_Collected data entries_.
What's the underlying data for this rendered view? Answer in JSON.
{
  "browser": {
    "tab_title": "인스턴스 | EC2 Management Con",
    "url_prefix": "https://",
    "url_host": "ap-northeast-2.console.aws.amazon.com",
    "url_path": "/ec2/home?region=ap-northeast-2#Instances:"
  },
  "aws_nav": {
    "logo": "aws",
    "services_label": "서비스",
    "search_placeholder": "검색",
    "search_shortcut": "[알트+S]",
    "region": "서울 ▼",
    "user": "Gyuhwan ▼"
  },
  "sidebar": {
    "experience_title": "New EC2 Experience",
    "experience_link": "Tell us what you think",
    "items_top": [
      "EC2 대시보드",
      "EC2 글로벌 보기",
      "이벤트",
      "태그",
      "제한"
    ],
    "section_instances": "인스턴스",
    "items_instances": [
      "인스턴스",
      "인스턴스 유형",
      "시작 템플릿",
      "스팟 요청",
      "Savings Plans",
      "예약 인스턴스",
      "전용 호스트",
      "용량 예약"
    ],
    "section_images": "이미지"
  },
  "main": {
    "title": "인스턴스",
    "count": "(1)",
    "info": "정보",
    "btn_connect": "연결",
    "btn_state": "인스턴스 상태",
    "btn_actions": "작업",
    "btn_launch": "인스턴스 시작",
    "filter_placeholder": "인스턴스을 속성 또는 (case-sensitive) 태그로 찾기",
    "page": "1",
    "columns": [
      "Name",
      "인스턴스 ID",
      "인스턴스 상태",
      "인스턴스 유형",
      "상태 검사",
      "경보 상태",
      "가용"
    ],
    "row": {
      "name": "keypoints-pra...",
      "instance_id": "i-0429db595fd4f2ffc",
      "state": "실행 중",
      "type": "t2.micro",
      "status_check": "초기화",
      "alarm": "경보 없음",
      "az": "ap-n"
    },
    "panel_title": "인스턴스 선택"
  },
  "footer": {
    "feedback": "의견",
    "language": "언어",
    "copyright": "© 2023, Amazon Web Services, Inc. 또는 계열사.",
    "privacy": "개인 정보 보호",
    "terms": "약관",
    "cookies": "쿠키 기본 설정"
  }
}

_Set task_.
Across the records above, count the lines holding "northeast" and reply with that number alone.

_Response to this task_.
2